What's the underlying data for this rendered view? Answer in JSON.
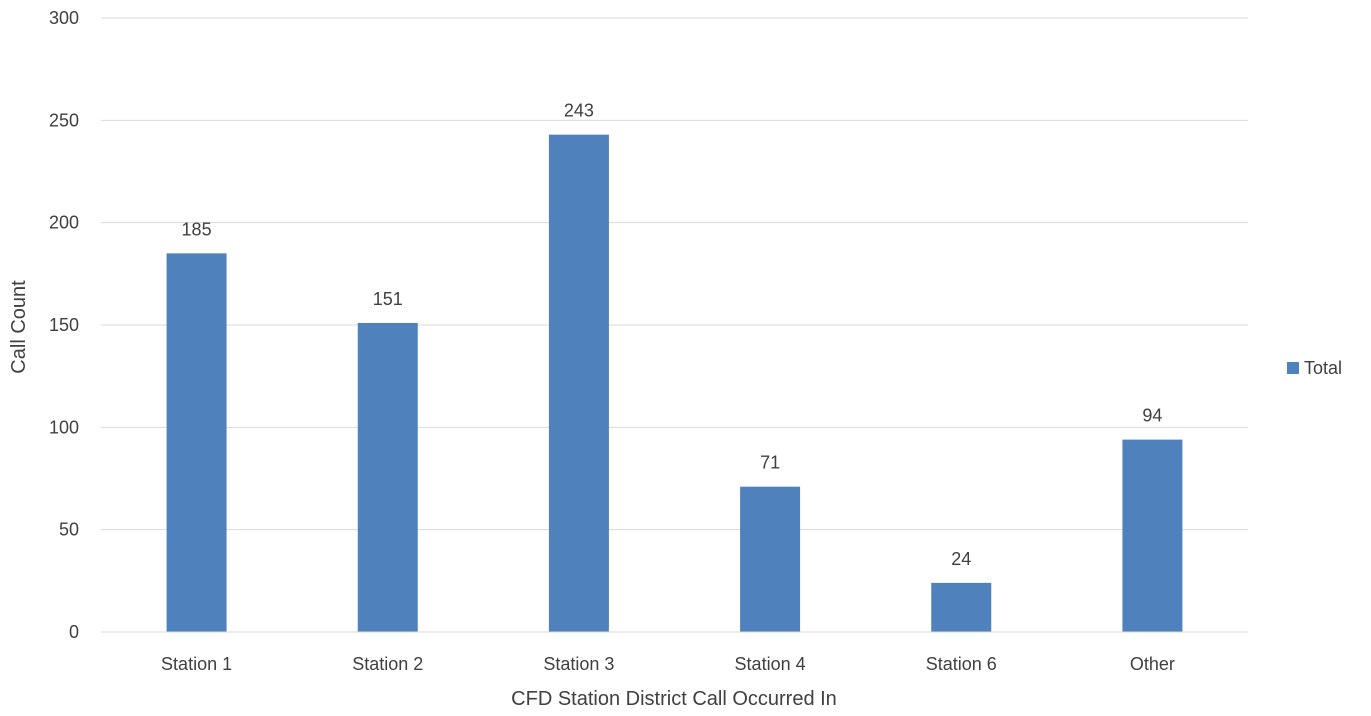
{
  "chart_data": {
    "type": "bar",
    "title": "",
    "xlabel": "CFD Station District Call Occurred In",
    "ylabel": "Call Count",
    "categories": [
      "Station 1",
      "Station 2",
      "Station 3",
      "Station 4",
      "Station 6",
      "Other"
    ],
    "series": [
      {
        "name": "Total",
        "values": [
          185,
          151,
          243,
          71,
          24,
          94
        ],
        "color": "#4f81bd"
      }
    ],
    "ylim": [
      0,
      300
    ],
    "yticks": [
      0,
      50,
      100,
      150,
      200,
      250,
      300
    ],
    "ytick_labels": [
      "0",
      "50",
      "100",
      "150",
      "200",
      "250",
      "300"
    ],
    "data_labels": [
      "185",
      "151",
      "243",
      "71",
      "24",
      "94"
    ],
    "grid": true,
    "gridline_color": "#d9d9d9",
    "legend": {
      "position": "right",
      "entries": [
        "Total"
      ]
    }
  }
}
==
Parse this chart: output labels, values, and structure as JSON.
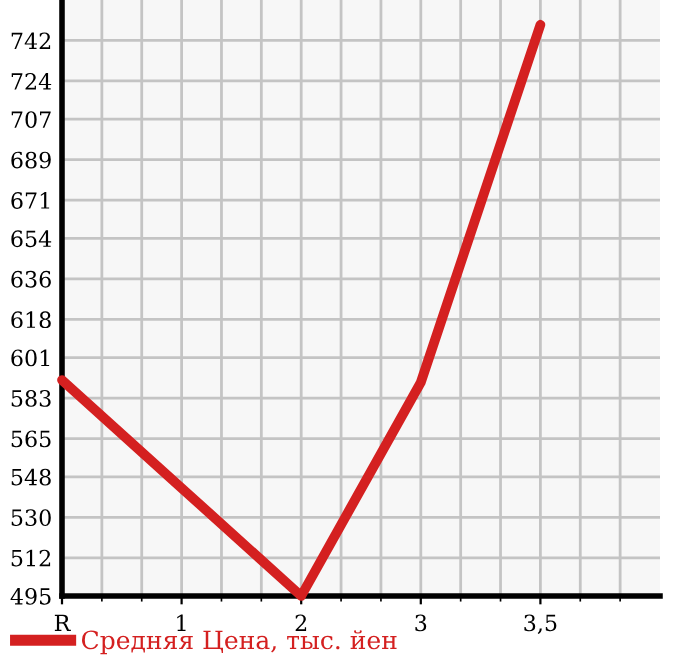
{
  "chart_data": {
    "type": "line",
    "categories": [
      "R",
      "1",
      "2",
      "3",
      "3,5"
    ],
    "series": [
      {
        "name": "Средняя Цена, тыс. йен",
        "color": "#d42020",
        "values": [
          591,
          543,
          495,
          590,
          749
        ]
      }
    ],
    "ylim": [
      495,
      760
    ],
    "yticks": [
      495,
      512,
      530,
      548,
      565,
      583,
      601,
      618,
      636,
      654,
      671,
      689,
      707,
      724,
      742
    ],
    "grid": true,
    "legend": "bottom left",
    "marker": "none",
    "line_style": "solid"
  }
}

Your instructions:
Gather up, from the records above, each line where the word "name" appears.

Output for this task:
        "name": "Total",
        "name": "Средняя Цена, тыс. йен",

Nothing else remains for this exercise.